_Exercise description_. Please give the data below again in full, exactly as it stands.

_Data entries_.
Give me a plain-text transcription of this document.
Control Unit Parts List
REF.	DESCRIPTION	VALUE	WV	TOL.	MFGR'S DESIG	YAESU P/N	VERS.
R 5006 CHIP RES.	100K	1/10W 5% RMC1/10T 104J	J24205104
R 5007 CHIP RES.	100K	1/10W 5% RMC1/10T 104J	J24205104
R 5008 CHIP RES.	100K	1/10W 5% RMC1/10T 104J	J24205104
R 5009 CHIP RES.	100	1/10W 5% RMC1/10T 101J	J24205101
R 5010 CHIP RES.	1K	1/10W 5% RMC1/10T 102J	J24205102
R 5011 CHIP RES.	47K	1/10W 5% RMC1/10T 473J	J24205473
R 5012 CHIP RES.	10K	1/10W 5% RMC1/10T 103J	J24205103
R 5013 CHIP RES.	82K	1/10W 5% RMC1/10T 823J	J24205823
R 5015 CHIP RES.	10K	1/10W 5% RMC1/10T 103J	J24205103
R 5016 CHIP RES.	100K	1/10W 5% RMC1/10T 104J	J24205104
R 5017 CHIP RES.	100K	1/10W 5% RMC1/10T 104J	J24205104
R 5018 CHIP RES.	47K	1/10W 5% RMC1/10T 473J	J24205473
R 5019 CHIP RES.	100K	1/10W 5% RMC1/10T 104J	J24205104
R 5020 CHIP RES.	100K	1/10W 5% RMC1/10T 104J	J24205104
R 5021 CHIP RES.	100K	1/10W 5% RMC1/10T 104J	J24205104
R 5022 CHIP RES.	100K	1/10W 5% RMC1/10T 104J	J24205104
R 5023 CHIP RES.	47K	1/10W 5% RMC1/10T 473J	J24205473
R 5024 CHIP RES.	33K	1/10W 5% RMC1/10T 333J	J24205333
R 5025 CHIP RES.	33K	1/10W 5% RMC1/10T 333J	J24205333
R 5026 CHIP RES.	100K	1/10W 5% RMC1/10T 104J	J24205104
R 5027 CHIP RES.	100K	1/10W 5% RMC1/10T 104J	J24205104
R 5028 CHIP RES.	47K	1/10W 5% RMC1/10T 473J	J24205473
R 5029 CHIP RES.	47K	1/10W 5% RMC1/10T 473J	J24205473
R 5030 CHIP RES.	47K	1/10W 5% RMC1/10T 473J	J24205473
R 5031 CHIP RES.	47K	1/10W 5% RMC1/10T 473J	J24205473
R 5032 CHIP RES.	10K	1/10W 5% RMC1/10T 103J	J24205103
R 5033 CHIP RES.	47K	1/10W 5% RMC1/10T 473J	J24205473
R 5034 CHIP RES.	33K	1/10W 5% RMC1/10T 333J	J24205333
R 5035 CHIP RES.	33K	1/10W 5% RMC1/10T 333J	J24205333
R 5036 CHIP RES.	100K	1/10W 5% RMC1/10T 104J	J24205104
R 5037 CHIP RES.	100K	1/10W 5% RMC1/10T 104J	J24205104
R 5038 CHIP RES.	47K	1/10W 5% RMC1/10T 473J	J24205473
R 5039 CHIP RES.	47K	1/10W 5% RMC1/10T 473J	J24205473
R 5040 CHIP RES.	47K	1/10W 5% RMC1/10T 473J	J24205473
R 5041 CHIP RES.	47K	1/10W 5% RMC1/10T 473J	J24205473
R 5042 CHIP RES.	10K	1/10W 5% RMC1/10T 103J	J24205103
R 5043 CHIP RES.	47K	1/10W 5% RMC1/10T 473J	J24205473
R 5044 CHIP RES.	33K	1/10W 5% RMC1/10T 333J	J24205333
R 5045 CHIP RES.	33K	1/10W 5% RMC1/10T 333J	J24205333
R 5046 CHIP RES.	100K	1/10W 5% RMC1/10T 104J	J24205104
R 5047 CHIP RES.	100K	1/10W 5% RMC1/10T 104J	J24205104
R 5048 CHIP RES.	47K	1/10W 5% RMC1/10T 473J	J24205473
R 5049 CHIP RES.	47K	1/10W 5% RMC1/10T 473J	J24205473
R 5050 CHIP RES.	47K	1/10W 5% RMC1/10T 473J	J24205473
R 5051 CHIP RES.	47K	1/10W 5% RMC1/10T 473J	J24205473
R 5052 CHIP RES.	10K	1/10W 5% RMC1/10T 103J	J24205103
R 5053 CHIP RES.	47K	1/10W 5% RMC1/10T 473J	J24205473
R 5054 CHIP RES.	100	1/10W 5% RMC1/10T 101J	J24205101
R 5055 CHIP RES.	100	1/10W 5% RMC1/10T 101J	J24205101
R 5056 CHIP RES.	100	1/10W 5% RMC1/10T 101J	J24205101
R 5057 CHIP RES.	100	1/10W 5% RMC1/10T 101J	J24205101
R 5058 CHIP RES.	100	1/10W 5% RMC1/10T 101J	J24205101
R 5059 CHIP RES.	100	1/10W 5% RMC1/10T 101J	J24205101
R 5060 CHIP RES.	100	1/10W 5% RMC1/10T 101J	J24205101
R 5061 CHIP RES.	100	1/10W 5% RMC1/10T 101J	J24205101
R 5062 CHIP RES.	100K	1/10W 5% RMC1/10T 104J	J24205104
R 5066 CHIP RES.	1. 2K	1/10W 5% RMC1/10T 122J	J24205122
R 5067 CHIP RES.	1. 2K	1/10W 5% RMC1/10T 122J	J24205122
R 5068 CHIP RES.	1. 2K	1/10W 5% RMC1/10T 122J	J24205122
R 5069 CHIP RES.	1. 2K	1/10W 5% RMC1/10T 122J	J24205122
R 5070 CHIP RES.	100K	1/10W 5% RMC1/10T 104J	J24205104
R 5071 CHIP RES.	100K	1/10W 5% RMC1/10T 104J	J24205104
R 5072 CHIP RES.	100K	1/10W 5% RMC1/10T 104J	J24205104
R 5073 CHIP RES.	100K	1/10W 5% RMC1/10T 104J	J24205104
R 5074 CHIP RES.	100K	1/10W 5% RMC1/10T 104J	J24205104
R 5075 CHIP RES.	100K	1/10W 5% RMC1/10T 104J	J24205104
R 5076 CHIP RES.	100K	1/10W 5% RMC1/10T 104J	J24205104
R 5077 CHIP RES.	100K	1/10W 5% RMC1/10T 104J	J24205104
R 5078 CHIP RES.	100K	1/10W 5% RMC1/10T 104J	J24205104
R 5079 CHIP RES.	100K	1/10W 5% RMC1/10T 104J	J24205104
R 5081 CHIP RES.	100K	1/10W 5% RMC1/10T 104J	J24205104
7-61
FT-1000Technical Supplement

_Output for this task_.
Give me a plain-text transcription of this document.
Control Unit Parts List
REF.	DESCRIPTION	VALUE	WV	TOL.	MFGR'S DESIG	YAESU P/N	VERS.
R 5006 CHIP RES.	100K	1/10W 5% RMC1/10T 104J	J24205104
R 5007 CHIP RES.	100K	1/10W 5% RMC1/10T 104J	J24205104
R 5008 CHIP RES.	100K	1/10W 5% RMC1/10T 104J	J24205104
R 5009 CHIP RES.	100	1/10W 5% RMC1/10T 101J	J24205101
R 5010 CHIP RES.	1K	1/10W 5% RMC1/10T 102J	J24205102
R 5011 CHIP RES.	47K	1/10W 5% RMC1/10T 473J	J24205473
R 5012 CHIP RES.	10K	1/10W 5% RMC1/10T 103J	J24205103
R 5013 CHIP RES.	82K	1/10W 5% RMC1/10T 823J	J24205823
R 5015 CHIP RES.	10K	1/10W 5% RMC1/10T 103J	J24205103
R 5016 CHIP RES.	100K	1/10W 5% RMC1/10T 104J	J24205104
R 5017 CHIP RES.	100K	1/10W 5% RMC1/10T 104J	J24205104
R 5018 CHIP RES.	47K	1/10W 5% RMC1/10T 473J	J24205473
R 5019 CHIP RES.	100K	1/10W 5% RMC1/10T 104J	J24205104
R 5020 CHIP RES.	100K	1/10W 5% RMC1/10T 104J	J24205104
R 5021 CHIP RES.	100K	1/10W 5% RMC1/10T 104J	J24205104
R 5022 CHIP RES.	100K	1/10W 5% RMC1/10T 104J	J24205104
R 5023 CHIP RES.	47K	1/10W 5% RMC1/10T 473J	J24205473
R 5024 CHIP RES.	33K	1/10W 5% RMC1/10T 333J	J24205333
R 5025 CHIP RES.	33K	1/10W 5% RMC1/10T 333J	J24205333
R 5026 CHIP RES.	100K	1/10W 5% RMC1/10T 104J	J24205104
R 5027 CHIP RES.	100K	1/10W 5% RMC1/10T 104J	J24205104
R 5028 CHIP RES.	47K	1/10W 5% RMC1/10T 473J	J24205473
R 5029 CHIP RES.	47K	1/10W 5% RMC1/10T 473J	J24205473
R 5030 CHIP RES.	47K	1/10W 5% RMC1/10T 473J	J24205473
R 5031 CHIP RES.	47K	1/10W 5% RMC1/10T 473J	J24205473
R 5032 CHIP RES.	10K	1/10W 5% RMC1/10T 103J	J24205103
R 5033 CHIP RES.	47K	1/10W 5% RMC1/10T 473J	J24205473
R 5034 CHIP RES.	33K	1/10W 5% RMC1/10T 333J	J24205333
R 5035 CHIP RES.	33K	1/10W 5% RMC1/10T 333J	J24205333
R 5036 CHIP RES.	100K	1/10W 5% RMC1/10T 104J	J24205104
R 5037 CHIP RES.	100K	1/10W 5% RMC1/10T 104J	J24205104
R 5038 CHIP RES.	47K	1/10W 5% RMC1/10T 473J	J24205473
R 5039 CHIP RES.	47K	1/10W 5% RMC1/10T 473J	J24205473
R 5040 CHIP RES.	47K	1/10W 5% RMC1/10T 473J	J24205473
R 5041 CHIP RES.	47K	1/10W 5% RMC1/10T 473J	J24205473
R 5042 CHIP RES.	10K	1/10W 5% RMC1/10T 103J	J24205103
R 5043 CHIP RES.	47K	1/10W 5% RMC1/10T 473J	J24205473
R 5044 CHIP RES.	33K	1/10W 5% RMC1/10T 333J	J24205333
R 5045 CHIP RES.	33K	1/10W 5% RMC1/10T 333J	J24205333
R 5046 CHIP RES.	100K	1/10W 5% RMC1/10T 104J	J24205104
R 5047 CHIP RES.	100K	1/10W 5% RMC1/10T 104J	J24205104
R 5048 CHIP RES.	47K	1/10W 5% RMC1/10T 473J	J24205473
R 5049 CHIP RES.	47K	1/10W 5% RMC1/10T 473J	J24205473
R 5050 CHIP RES.	47K	1/10W 5% RMC1/10T 473J	J24205473
R 5051 CHIP RES.	47K	1/10W 5% RMC1/10T 473J	J24205473
R 5052 CHIP RES.	10K	1/10W 5% RMC1/10T 103J	J24205103
R 5053 CHIP RES.	47K	1/10W 5% RMC1/10T 473J	J24205473
R 5054 CHIP RES.	100	1/10W 5% RMC1/10T 101J	J24205101
R 5055 CHIP RES.	100	1/10W 5% RMC1/10T 101J	J24205101
R 5056 CHIP RES.	100	1/10W 5% RMC1/10T 101J	J24205101
R 5057 CHIP RES.	100	1/10W 5% RMC1/10T 101J	J24205101
R 5058 CHIP RES.	100	1/10W 5% RMC1/10T 101J	J24205101
R 5059 CHIP RES.	100	1/10W 5% RMC1/10T 101J	J24205101
R 5060 CHIP RES.	100	1/10W 5% RMC1/10T 101J	J24205101
R 5061 CHIP RES.	100	1/10W 5% RMC1/10T 101J	J24205101
R 5062 CHIP RES.	100K	1/10W 5% RMC1/10T 104J	J24205104
R 5066 CHIP RES.	1. 2K	1/10W 5% RMC1/10T 122J	J24205122
R 5067 CHIP RES.	1. 2K	1/10W 5% RMC1/10T 122J	J24205122
R 5068 CHIP RES.	1. 2K	1/10W 5% RMC1/10T 122J	J24205122
R 5069 CHIP RES.	1. 2K	1/10W 5% RMC1/10T 122J	J24205122
R 5070 CHIP RES.	100K	1/10W 5% RMC1/10T 104J	J24205104
R 5071 CHIP RES.	100K	1/10W 5% RMC1/10T 104J	J24205104
R 5072 CHIP RES.	100K	1/10W 5% RMC1/10T 104J	J24205104
R 5073 CHIP RES.	100K	1/10W 5% RMC1/10T 104J	J24205104
R 5074 CHIP RES.	100K	1/10W 5% RMC1/10T 104J	J24205104
R 5075 CHIP RES.	100K	1/10W 5% RMC1/10T 104J	J24205104
R 5076 CHIP RES.	100K	1/10W 5% RMC1/10T 104J	J24205104
R 5077 CHIP RES.	100K	1/10W 5% RMC1/10T 104J	J24205104
R 5078 CHIP RES.	100K	1/10W 5% RMC1/10T 104J	J24205104
R 5079 CHIP RES.	100K	1/10W 5% RMC1/10T 104J	J24205104
R 5081 CHIP RES.	100K	1/10W 5% RMC1/10T 104J	J24205104
7-61
FT-1000Technical Supplement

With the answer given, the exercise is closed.